[Begin MATERIAL]

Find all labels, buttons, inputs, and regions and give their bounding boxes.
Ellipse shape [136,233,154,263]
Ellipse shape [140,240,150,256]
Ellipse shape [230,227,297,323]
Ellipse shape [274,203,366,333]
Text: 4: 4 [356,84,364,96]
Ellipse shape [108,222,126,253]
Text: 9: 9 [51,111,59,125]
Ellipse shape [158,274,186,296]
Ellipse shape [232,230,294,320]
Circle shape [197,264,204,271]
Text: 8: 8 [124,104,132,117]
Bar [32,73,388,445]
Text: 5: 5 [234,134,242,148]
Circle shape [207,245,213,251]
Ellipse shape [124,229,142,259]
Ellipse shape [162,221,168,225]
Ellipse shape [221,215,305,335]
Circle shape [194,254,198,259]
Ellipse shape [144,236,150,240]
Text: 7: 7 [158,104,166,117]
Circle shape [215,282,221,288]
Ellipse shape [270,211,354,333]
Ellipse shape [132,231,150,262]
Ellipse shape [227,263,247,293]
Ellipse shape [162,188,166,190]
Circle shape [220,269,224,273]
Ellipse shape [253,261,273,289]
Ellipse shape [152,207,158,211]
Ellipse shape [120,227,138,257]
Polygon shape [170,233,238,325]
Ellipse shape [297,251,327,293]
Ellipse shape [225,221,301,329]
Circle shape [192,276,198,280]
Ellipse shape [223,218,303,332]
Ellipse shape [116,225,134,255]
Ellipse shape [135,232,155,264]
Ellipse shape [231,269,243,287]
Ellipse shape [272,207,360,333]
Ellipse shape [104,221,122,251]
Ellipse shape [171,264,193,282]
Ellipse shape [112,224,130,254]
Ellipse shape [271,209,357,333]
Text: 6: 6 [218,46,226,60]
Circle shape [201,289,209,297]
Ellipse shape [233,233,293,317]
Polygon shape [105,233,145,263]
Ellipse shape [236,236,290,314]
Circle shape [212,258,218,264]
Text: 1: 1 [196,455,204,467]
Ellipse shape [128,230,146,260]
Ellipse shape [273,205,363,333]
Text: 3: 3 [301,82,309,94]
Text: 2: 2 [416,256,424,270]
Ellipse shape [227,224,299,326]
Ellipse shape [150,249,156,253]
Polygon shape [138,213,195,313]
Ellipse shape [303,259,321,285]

[End MATERIAL]

PROBLEM REQUIREMENTS. Recast the listing as a Markdown table with the columns Row and Line, starting at its first line and ending with the line that contains "Circle shape [207,245,213,251]". Leave out blank lines.

OUTPUT FOR THIS TASK.
| Row | Line |
|---|---|
| 1 | Find all labels, buttons, inputs, and regions and give their bounding boxes. |
| 2 | Ellipse shape [136,233,154,263] |
| 3 | Ellipse shape [140,240,150,256] |
| 4 | Ellipse shape [230,227,297,323] |
| 5 | Ellipse shape [274,203,366,333] |
| 6 | Text: 4: 4 [356,84,364,96] |
| 7 | Ellipse shape [108,222,126,253] |
| 8 | Text: 9: 9 [51,111,59,125] |
| 9 | Ellipse shape [158,274,186,296] |
| 10 | Ellipse shape [232,230,294,320] |
| 11 | Circle shape [197,264,204,271] |
| 12 | Text: 8: 8 [124,104,132,117] |
| 13 | Bar [32,73,388,445] |
| 14 | Text: 5: 5 [234,134,242,148] |
| 15 | Circle shape [207,245,213,251] |